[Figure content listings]
========================================================================

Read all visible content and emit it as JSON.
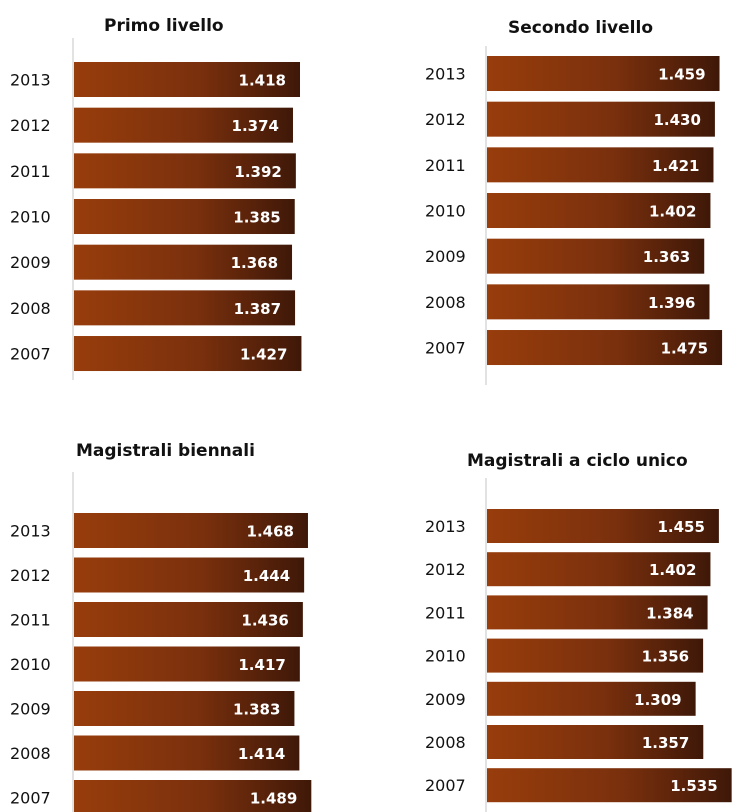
{
  "chart_data": [
    {
      "type": "bar",
      "orientation": "horizontal",
      "title": "Primo livello",
      "categories": [
        "2013",
        "2012",
        "2011",
        "2010",
        "2009",
        "2008",
        "2007"
      ],
      "values": [
        1418,
        1374,
        1392,
        1385,
        1368,
        1387,
        1427
      ],
      "value_labels": [
        "1.418",
        "1.374",
        "1.392",
        "1.385",
        "1.368",
        "1.387",
        "1.427"
      ],
      "xlim": [
        0,
        1600
      ],
      "bar_color": "#8b3a0e"
    },
    {
      "type": "bar",
      "orientation": "horizontal",
      "title": "Secondo livello",
      "categories": [
        "2013",
        "2012",
        "2011",
        "2010",
        "2009",
        "2008",
        "2007"
      ],
      "values": [
        1459,
        1430,
        1421,
        1402,
        1363,
        1396,
        1475
      ],
      "value_labels": [
        "1.459",
        "1.430",
        "1.421",
        "1.402",
        "1.363",
        "1.396",
        "1.475"
      ],
      "xlim": [
        0,
        1600
      ],
      "bar_color": "#8b3a0e"
    },
    {
      "type": "bar",
      "orientation": "horizontal",
      "title": "Magistrali biennali",
      "categories": [
        "2013",
        "2012",
        "2011",
        "2010",
        "2009",
        "2008",
        "2007"
      ],
      "values": [
        1468,
        1444,
        1436,
        1417,
        1383,
        1414,
        1489
      ],
      "value_labels": [
        "1.468",
        "1.444",
        "1.436",
        "1.417",
        "1.383",
        "1.414",
        "1.489"
      ],
      "xlim": [
        0,
        1600
      ],
      "bar_color": "#8b3a0e"
    },
    {
      "type": "bar",
      "orientation": "horizontal",
      "title": "Magistrali a ciclo unico",
      "categories": [
        "2013",
        "2012",
        "2011",
        "2010",
        "2009",
        "2008",
        "2007"
      ],
      "values": [
        1455,
        1402,
        1384,
        1356,
        1309,
        1357,
        1535
      ],
      "value_labels": [
        "1.455",
        "1.402",
        "1.384",
        "1.356",
        "1.309",
        "1.357",
        "1.535"
      ],
      "xlim": [
        0,
        1600
      ],
      "bar_color": "#8b3a0e"
    }
  ]
}
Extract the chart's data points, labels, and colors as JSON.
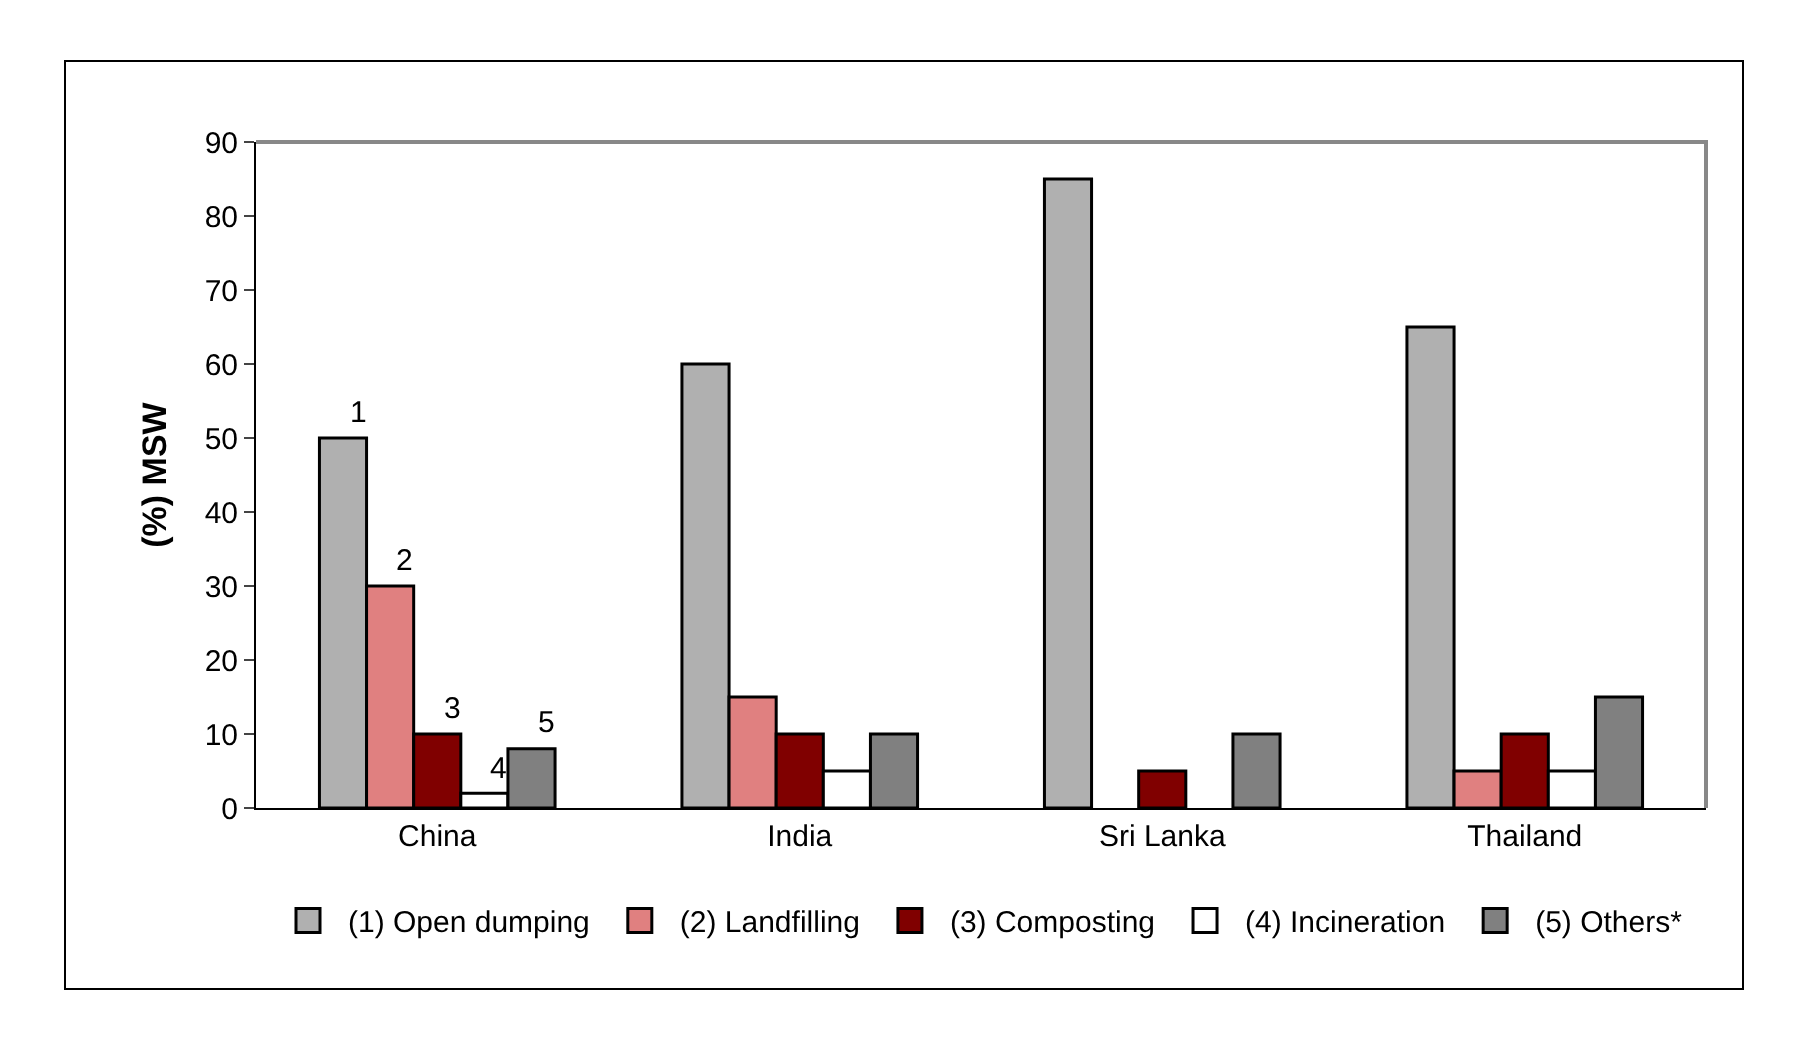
{
  "chart_data": {
    "type": "bar",
    "ylabel": "(%) MSW",
    "categories": [
      "China",
      "India",
      "Sri Lanka",
      "Thailand"
    ],
    "series": [
      {
        "name": "(1) Open dumping",
        "color": "#b0b0b0",
        "values": [
          50,
          60,
          85,
          65
        ]
      },
      {
        "name": "(2) Landfilling",
        "color": "#e08080",
        "values": [
          30,
          15,
          null,
          5
        ]
      },
      {
        "name": "(3) Composting",
        "color": "#800000",
        "values": [
          10,
          10,
          5,
          10
        ]
      },
      {
        "name": "(4) Incineration",
        "color": "#ffffff",
        "values": [
          2,
          5,
          null,
          5
        ]
      },
      {
        "name": "(5) Others*",
        "color": "#808080",
        "values": [
          8,
          10,
          10,
          15
        ]
      }
    ],
    "annotations": [
      "1",
      "2",
      "3",
      "4",
      "5"
    ],
    "ylim": [
      0,
      90
    ],
    "yticks": [
      0,
      10,
      20,
      30,
      40,
      50,
      60,
      70,
      80,
      90
    ],
    "grid": false,
    "legend": "bottom"
  }
}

========================================================================

§ Short exercise
Omit every picture while copying the listing above exactly.

§ Full solution
Read all visible content and emit it as JSON.
{
  "chart_data": [
    {
      "type": "bar",
      "orientation": "horizontal",
      "title": "Primo livello",
      "categories": [
        "2013",
        "2012",
        "2011",
        "2010",
        "2009",
        "2008",
        "2007"
      ],
      "values": [
        1418,
        1374,
        1392,
        1385,
        1368,
        1387,
        1427
      ],
      "value_labels": [
        "1.418",
        "1.374",
        "1.392",
        "1.385",
        "1.368",
        "1.387",
        "1.427"
      ],
      "xlim": [
        0,
        1600
      ],
      "bar_color": "#8b3a0e"
    },
    {
      "type": "bar",
      "orientation": "horizontal",
      "title": "Secondo livello",
      "categories": [
        "2013",
        "2012",
        "2011",
        "2010",
        "2009",
        "2008",
        "2007"
      ],
      "values": [
        1459,
        1430,
        1421,
        1402,
        1363,
        1396,
        1475
      ],
      "value_labels": [
        "1.459",
        "1.430",
        "1.421",
        "1.402",
        "1.363",
        "1.396",
        "1.475"
      ],
      "xlim": [
        0,
        1600
      ],
      "bar_color": "#8b3a0e"
    },
    {
      "type": "bar",
      "orientation": "horizontal",
      "title": "Magistrali biennali",
      "categories": [
        "2013",
        "2012",
        "2011",
        "2010",
        "2009",
        "2008",
        "2007"
      ],
      "values": [
        1468,
        1444,
        1436,
        1417,
        1383,
        1414,
        1489
      ],
      "value_labels": [
        "1.468",
        "1.444",
        "1.436",
        "1.417",
        "1.383",
        "1.414",
        "1.489"
      ],
      "xlim": [
        0,
        1600
      ],
      "bar_color": "#8b3a0e"
    },
    {
      "type": "bar",
      "orientation": "horizontal",
      "title": "Magistrali a ciclo unico",
      "categories": [
        "2013",
        "2012",
        "2011",
        "2010",
        "2009",
        "2008",
        "2007"
      ],
      "values": [
        1455,
        1402,
        1384,
        1356,
        1309,
        1357,
        1535
      ],
      "value_labels": [
        "1.455",
        "1.402",
        "1.384",
        "1.356",
        "1.309",
        "1.357",
        "1.535"
      ],
      "xlim": [
        0,
        1600
      ],
      "bar_color": "#8b3a0e"
    }
  ]
}
Extract the chart's data points, labels, and colors as JSON.
{
  "chart_data": {
    "type": "bar",
    "ylabel": "(%) MSW",
    "categories": [
      "China",
      "India",
      "Sri Lanka",
      "Thailand"
    ],
    "series": [
      {
        "name": "(1) Open dumping",
        "color": "#b0b0b0",
        "values": [
          50,
          60,
          85,
          65
        ]
      },
      {
        "name": "(2) Landfilling",
        "color": "#e08080",
        "values": [
          30,
          15,
          null,
          5
        ]
      },
      {
        "name": "(3) Composting",
        "color": "#800000",
        "values": [
          10,
          10,
          5,
          10
        ]
      },
      {
        "name": "(4) Incineration",
        "color": "#ffffff",
        "values": [
          2,
          5,
          null,
          5
        ]
      },
      {
        "name": "(5) Others*",
        "color": "#808080",
        "values": [
          8,
          10,
          10,
          15
        ]
      }
    ],
    "annotations": [
      "1",
      "2",
      "3",
      "4",
      "5"
    ],
    "ylim": [
      0,
      90
    ],
    "yticks": [
      0,
      10,
      20,
      30,
      40,
      50,
      60,
      70,
      80,
      90
    ],
    "grid": false,
    "legend": "bottom"
  }
}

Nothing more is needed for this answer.